▸ Task item:
For every entry below, retype it exactly as it reads.

(Dataset rows for apps and sites)
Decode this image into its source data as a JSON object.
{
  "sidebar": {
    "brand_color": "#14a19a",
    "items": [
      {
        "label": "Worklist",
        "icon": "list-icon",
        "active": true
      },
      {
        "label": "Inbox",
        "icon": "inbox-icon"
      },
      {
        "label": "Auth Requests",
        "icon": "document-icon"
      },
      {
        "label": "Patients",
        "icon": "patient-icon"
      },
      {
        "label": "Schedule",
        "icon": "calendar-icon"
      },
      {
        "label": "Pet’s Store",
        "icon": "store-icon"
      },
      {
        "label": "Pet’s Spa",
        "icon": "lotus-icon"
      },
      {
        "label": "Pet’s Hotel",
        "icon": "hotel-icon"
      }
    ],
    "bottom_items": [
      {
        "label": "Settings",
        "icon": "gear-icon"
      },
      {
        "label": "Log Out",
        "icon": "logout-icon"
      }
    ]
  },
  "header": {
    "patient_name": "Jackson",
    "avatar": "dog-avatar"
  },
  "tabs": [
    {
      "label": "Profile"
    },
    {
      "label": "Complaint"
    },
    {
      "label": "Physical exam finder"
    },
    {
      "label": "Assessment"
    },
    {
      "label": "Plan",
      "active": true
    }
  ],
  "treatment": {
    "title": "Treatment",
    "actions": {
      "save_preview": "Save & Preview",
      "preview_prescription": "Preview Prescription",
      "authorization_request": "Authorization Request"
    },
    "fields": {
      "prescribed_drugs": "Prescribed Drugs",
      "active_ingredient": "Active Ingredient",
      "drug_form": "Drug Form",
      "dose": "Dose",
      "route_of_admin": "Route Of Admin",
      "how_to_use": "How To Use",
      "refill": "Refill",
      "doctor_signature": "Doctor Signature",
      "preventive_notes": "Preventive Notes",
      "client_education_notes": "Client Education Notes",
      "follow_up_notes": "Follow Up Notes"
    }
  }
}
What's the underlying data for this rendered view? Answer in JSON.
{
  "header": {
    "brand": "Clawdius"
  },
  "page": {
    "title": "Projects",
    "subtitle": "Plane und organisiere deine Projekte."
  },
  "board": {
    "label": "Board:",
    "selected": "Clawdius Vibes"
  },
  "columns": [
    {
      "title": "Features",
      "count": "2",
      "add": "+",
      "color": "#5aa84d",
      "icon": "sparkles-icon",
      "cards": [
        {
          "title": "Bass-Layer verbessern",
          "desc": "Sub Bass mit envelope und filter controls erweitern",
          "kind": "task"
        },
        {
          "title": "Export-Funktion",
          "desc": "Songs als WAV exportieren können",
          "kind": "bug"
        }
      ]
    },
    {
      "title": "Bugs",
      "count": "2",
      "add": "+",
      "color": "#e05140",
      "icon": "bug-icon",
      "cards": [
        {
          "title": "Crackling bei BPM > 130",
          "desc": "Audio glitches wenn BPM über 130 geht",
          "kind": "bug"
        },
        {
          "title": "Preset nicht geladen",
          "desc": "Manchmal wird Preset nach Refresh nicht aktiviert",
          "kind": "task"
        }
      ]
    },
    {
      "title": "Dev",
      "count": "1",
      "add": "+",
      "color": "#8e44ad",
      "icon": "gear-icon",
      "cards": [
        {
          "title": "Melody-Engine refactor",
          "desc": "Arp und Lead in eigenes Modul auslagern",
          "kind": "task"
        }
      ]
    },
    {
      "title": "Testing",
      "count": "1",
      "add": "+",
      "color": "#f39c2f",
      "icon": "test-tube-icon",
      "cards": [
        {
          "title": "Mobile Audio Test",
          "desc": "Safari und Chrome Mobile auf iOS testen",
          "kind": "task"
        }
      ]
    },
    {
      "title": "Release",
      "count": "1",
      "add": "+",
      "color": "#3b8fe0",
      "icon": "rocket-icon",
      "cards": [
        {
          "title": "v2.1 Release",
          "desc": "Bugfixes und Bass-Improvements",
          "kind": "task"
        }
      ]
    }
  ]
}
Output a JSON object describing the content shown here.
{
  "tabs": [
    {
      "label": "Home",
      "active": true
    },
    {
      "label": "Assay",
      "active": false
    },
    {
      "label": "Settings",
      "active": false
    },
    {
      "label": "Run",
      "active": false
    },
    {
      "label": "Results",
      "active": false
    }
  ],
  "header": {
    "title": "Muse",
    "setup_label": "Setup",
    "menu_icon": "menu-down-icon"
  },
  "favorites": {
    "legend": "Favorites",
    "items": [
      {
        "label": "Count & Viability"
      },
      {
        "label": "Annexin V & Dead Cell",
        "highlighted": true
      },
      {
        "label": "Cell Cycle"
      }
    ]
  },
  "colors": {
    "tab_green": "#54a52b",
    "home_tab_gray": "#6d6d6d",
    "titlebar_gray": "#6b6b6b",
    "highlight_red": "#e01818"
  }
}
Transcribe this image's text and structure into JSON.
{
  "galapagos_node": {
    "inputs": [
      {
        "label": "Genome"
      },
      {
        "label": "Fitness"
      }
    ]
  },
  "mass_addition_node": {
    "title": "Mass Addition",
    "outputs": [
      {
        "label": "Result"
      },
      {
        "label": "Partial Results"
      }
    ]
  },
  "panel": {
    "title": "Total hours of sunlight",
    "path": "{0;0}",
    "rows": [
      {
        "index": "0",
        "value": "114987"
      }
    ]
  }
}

▸ Response to the task:
Decode this image into its source data as a JSON object.
{
  "sidebar": {
    "brand_color": "#14a19a",
    "items": [
      {
        "label": "Worklist",
        "icon": "list-icon",
        "active": true
      },
      {
        "label": "Inbox",
        "icon": "inbox-icon"
      },
      {
        "label": "Auth Requests",
        "icon": "document-icon"
      },
      {
        "label": "Patients",
        "icon": "patient-icon"
      },
      {
        "label": "Schedule",
        "icon": "calendar-icon"
      },
      {
        "label": "Pet’s Store",
        "icon": "store-icon"
      },
      {
        "label": "Pet’s Spa",
        "icon": "lotus-icon"
      },
      {
        "label": "Pet’s Hotel",
        "icon": "hotel-icon"
      }
    ],
    "bottom_items": [
      {
        "label": "Settings",
        "icon": "gear-icon"
      },
      {
        "label": "Log Out",
        "icon": "logout-icon"
      }
    ]
  },
  "header": {
    "patient_name": "Jackson",
    "avatar": "dog-avatar"
  },
  "tabs": [
    {
      "label": "Profile"
    },
    {
      "label": "Complaint"
    },
    {
      "label": "Physical exam finder"
    },
    {
      "label": "Assessment"
    },
    {
      "label": "Plan",
      "active": true
    }
  ],
  "treatment": {
    "title": "Treatment",
    "actions": {
      "save_preview": "Save & Preview",
      "preview_prescription": "Preview Prescription",
      "authorization_request": "Authorization Request"
    },
    "fields": {
      "prescribed_drugs": "Prescribed Drugs",
      "active_ingredient": "Active Ingredient",
      "drug_form": "Drug Form",
      "dose": "Dose",
      "route_of_admin": "Route Of Admin",
      "how_to_use": "How To Use",
      "refill": "Refill",
      "doctor_signature": "Doctor Signature",
      "preventive_notes": "Preventive Notes",
      "client_education_notes": "Client Education Notes",
      "follow_up_notes": "Follow Up Notes"
    }
  }
}
What's the underlying data for this rendered view? Answer in JSON.
{
  "header": {
    "brand": "Clawdius"
  },
  "page": {
    "title": "Projects",
    "subtitle": "Plane und organisiere deine Projekte."
  },
  "board": {
    "label": "Board:",
    "selected": "Clawdius Vibes"
  },
  "columns": [
    {
      "title": "Features",
      "count": "2",
      "add": "+",
      "color": "#5aa84d",
      "icon": "sparkles-icon",
      "cards": [
        {
          "title": "Bass-Layer verbessern",
          "desc": "Sub Bass mit envelope und filter controls erweitern",
          "kind": "task"
        },
        {
          "title": "Export-Funktion",
          "desc": "Songs als WAV exportieren können",
          "kind": "bug"
        }
      ]
    },
    {
      "title": "Bugs",
      "count": "2",
      "add": "+",
      "color": "#e05140",
      "icon": "bug-icon",
      "cards": [
        {
          "title": "Crackling bei BPM > 130",
          "desc": "Audio glitches wenn BPM über 130 geht",
          "kind": "bug"
        },
        {
          "title": "Preset nicht geladen",
          "desc": "Manchmal wird Preset nach Refresh nicht aktiviert",
          "kind": "task"
        }
      ]
    },
    {
      "title": "Dev",
      "count": "1",
      "add": "+",
      "color": "#8e44ad",
      "icon": "gear-icon",
      "cards": [
        {
          "title": "Melody-Engine refactor",
          "desc": "Arp und Lead in eigenes Modul auslagern",
          "kind": "task"
        }
      ]
    },
    {
      "title": "Testing",
      "count": "1",
      "add": "+",
      "color": "#f39c2f",
      "icon": "test-tube-icon",
      "cards": [
        {
          "title": "Mobile Audio Test",
          "desc": "Safari und Chrome Mobile auf iOS testen",
          "kind": "task"
        }
      ]
    },
    {
      "title": "Release",
      "count": "1",
      "add": "+",
      "color": "#3b8fe0",
      "icon": "rocket-icon",
      "cards": [
        {
          "title": "v2.1 Release",
          "desc": "Bugfixes und Bass-Improvements",
          "kind": "task"
        }
      ]
    }
  ]
}
Output a JSON object describing the content shown here.
{
  "tabs": [
    {
      "label": "Home",
      "active": true
    },
    {
      "label": "Assay",
      "active": false
    },
    {
      "label": "Settings",
      "active": false
    },
    {
      "label": "Run",
      "active": false
    },
    {
      "label": "Results",
      "active": false
    }
  ],
  "header": {
    "title": "Muse",
    "setup_label": "Setup",
    "menu_icon": "menu-down-icon"
  },
  "favorites": {
    "legend": "Favorites",
    "items": [
      {
        "label": "Count & Viability"
      },
      {
        "label": "Annexin V & Dead Cell",
        "highlighted": true
      },
      {
        "label": "Cell Cycle"
      }
    ]
  },
  "colors": {
    "tab_green": "#54a52b",
    "home_tab_gray": "#6d6d6d",
    "titlebar_gray": "#6b6b6b",
    "highlight_red": "#e01818"
  }
}
Transcribe this image's text and structure into JSON.
{
  "galapagos_node": {
    "inputs": [
      {
        "label": "Genome"
      },
      {
        "label": "Fitness"
      }
    ]
  },
  "mass_addition_node": {
    "title": "Mass Addition",
    "outputs": [
      {
        "label": "Result"
      },
      {
        "label": "Partial Results"
      }
    ]
  },
  "panel": {
    "title": "Total hours of sunlight",
    "path": "{0;0}",
    "rows": [
      {
        "index": "0",
        "value": "114987"
      }
    ]
  }
}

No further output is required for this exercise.